### Rows from a dataset

━━━━━━━━

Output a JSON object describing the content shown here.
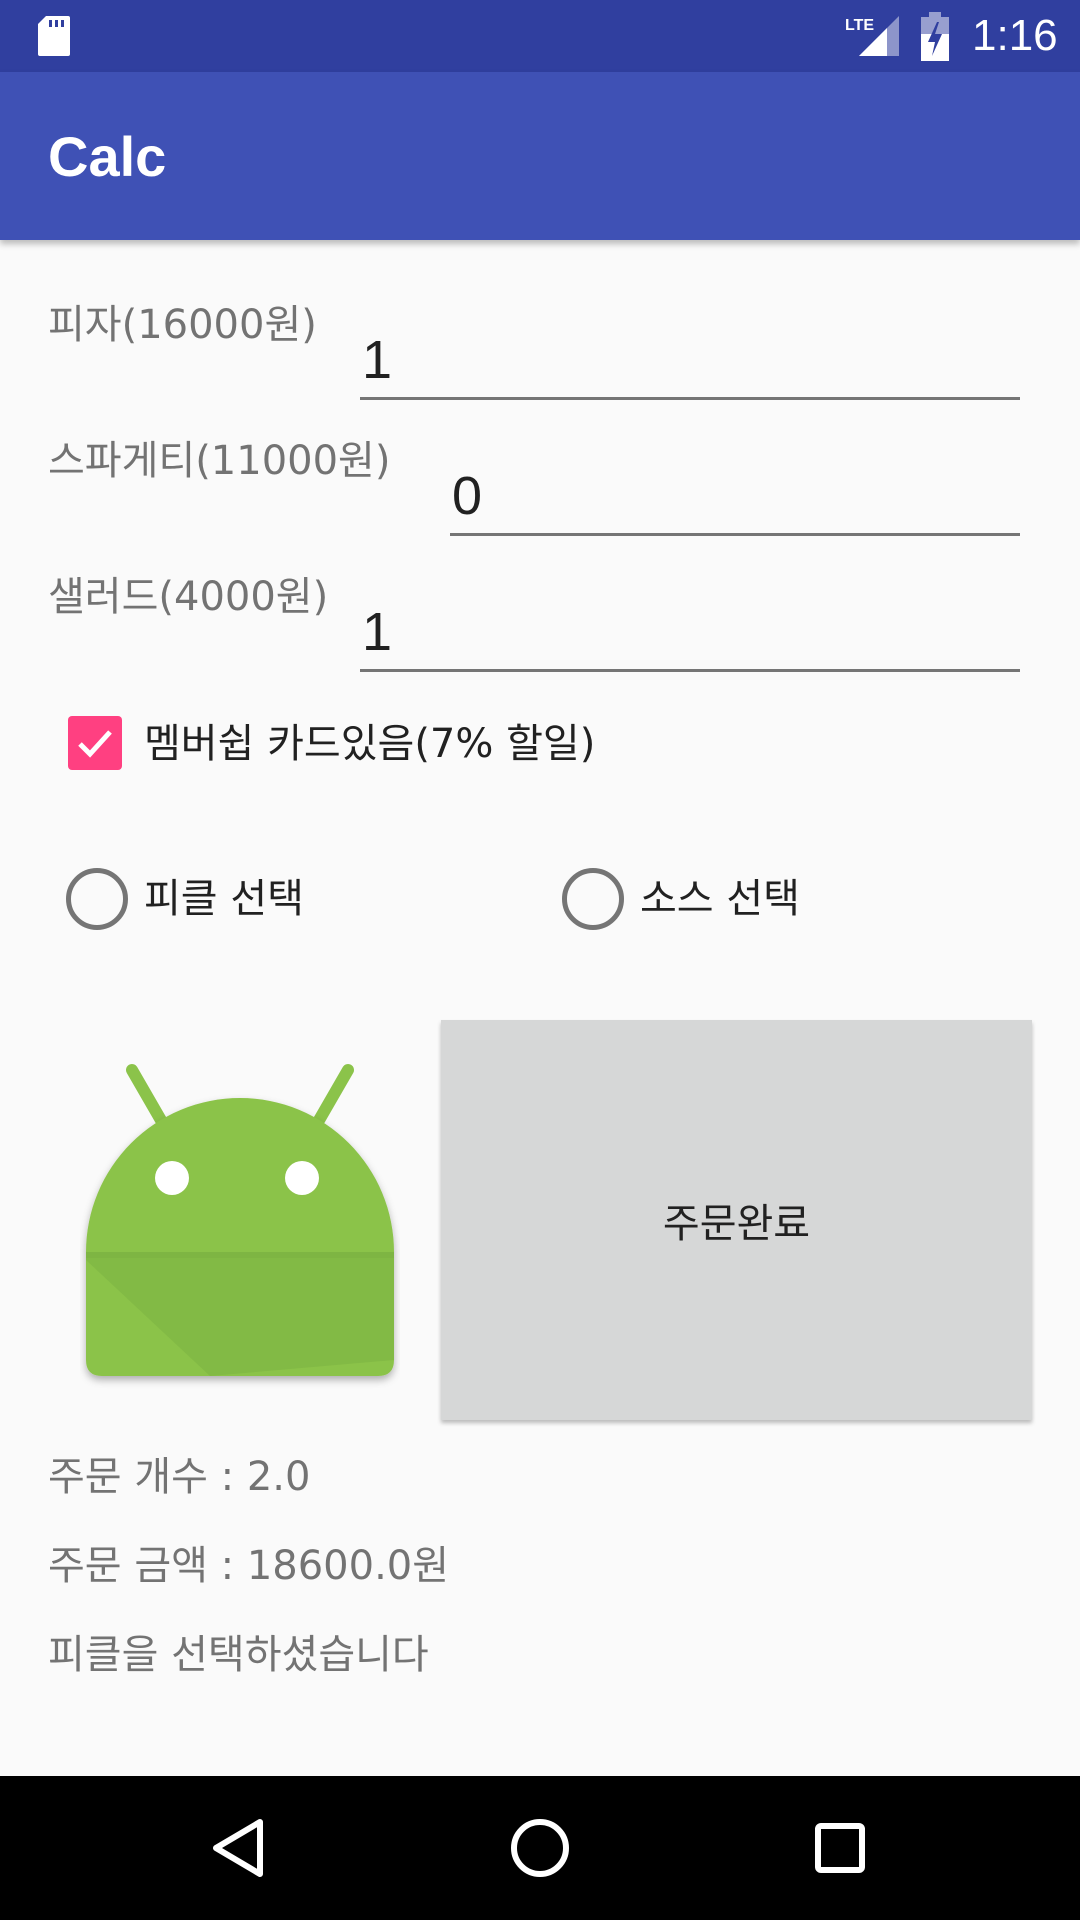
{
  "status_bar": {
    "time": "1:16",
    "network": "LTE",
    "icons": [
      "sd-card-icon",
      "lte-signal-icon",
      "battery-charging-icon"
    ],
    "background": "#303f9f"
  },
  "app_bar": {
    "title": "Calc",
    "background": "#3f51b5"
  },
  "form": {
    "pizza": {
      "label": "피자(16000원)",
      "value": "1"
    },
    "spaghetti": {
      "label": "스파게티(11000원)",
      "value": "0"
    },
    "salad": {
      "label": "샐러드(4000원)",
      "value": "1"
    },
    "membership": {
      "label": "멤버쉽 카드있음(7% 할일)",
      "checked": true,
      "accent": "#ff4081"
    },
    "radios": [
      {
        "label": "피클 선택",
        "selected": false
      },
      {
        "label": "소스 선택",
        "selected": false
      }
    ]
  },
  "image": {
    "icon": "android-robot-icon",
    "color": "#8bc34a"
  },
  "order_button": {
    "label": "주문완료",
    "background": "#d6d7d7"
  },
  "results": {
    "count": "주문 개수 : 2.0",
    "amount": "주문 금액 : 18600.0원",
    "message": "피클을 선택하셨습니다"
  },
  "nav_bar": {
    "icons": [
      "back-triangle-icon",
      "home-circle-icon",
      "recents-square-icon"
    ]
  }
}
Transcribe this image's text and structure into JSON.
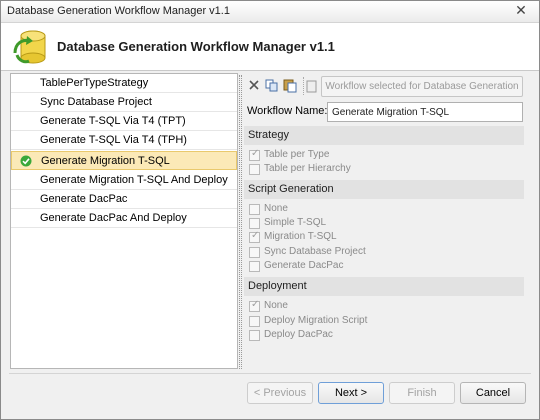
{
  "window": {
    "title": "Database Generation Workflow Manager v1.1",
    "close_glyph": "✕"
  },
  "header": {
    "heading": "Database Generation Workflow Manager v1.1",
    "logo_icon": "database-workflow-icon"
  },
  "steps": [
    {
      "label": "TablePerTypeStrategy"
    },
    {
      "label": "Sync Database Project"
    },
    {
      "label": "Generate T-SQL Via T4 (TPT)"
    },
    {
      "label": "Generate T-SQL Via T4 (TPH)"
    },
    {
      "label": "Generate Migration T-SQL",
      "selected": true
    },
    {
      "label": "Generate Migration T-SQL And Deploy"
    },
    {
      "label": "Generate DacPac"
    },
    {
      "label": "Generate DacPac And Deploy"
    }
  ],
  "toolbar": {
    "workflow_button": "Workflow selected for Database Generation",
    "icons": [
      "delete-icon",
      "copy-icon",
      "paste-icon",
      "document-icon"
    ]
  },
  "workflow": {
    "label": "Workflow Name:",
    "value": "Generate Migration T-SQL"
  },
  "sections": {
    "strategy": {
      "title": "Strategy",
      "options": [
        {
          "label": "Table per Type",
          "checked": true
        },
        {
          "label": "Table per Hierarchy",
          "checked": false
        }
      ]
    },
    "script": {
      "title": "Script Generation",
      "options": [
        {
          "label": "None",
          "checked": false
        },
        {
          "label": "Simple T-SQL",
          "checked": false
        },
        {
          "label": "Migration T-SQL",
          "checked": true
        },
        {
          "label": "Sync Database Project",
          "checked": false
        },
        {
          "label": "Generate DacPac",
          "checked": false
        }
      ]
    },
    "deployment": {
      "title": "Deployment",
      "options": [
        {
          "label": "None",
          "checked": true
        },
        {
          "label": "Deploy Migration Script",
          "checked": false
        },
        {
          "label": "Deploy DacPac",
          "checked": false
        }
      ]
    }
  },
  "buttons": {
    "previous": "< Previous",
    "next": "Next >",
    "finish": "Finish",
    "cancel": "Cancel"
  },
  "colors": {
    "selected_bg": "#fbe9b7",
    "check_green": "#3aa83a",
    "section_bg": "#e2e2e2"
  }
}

━━━━━━━━

### Stated goal
Give every record again exactly, apart from the pictures, which stay out.

### Exercise answer
Output a JSON object describing the content shown here.
{
  "status_bar": {
    "time": "1:16",
    "network": "LTE",
    "icons": [
      "sd-card-icon",
      "lte-signal-icon",
      "battery-charging-icon"
    ],
    "background": "#303f9f"
  },
  "app_bar": {
    "title": "Calc",
    "background": "#3f51b5"
  },
  "form": {
    "pizza": {
      "label": "피자(16000원)",
      "value": "1"
    },
    "spaghetti": {
      "label": "스파게티(11000원)",
      "value": "0"
    },
    "salad": {
      "label": "샐러드(4000원)",
      "value": "1"
    },
    "membership": {
      "label": "멤버쉽 카드있음(7% 할일)",
      "checked": true,
      "accent": "#ff4081"
    },
    "radios": [
      {
        "label": "피클 선택",
        "selected": false
      },
      {
        "label": "소스 선택",
        "selected": false
      }
    ]
  },
  "image": {
    "icon": "android-robot-icon",
    "color": "#8bc34a"
  },
  "order_button": {
    "label": "주문완료",
    "background": "#d6d7d7"
  },
  "results": {
    "count": "주문 개수 : 2.0",
    "amount": "주문 금액 : 18600.0원",
    "message": "피클을 선택하셨습니다"
  },
  "nav_bar": {
    "icons": [
      "back-triangle-icon",
      "home-circle-icon",
      "recents-square-icon"
    ]
  }
}
Transcribe this image's text and structure into JSON.
{
  "window": {
    "title": "Database Generation Workflow Manager v1.1",
    "close_glyph": "✕"
  },
  "header": {
    "heading": "Database Generation Workflow Manager v1.1",
    "logo_icon": "database-workflow-icon"
  },
  "steps": [
    {
      "label": "TablePerTypeStrategy"
    },
    {
      "label": "Sync Database Project"
    },
    {
      "label": "Generate T-SQL Via T4 (TPT)"
    },
    {
      "label": "Generate T-SQL Via T4 (TPH)"
    },
    {
      "label": "Generate Migration T-SQL",
      "selected": true
    },
    {
      "label": "Generate Migration T-SQL And Deploy"
    },
    {
      "label": "Generate DacPac"
    },
    {
      "label": "Generate DacPac And Deploy"
    }
  ],
  "toolbar": {
    "workflow_button": "Workflow selected for Database Generation",
    "icons": [
      "delete-icon",
      "copy-icon",
      "paste-icon",
      "document-icon"
    ]
  },
  "workflow": {
    "label": "Workflow Name:",
    "value": "Generate Migration T-SQL"
  },
  "sections": {
    "strategy": {
      "title": "Strategy",
      "options": [
        {
          "label": "Table per Type",
          "checked": true
        },
        {
          "label": "Table per Hierarchy",
          "checked": false
        }
      ]
    },
    "script": {
      "title": "Script Generation",
      "options": [
        {
          "label": "None",
          "checked": false
        },
        {
          "label": "Simple T-SQL",
          "checked": false
        },
        {
          "label": "Migration T-SQL",
          "checked": true
        },
        {
          "label": "Sync Database Project",
          "checked": false
        },
        {
          "label": "Generate DacPac",
          "checked": false
        }
      ]
    },
    "deployment": {
      "title": "Deployment",
      "options": [
        {
          "label": "None",
          "checked": true
        },
        {
          "label": "Deploy Migration Script",
          "checked": false
        },
        {
          "label": "Deploy DacPac",
          "checked": false
        }
      ]
    }
  },
  "buttons": {
    "previous": "< Previous",
    "next": "Next >",
    "finish": "Finish",
    "cancel": "Cancel"
  },
  "colors": {
    "selected_bg": "#fbe9b7",
    "check_green": "#3aa83a",
    "section_bg": "#e2e2e2"
  }
}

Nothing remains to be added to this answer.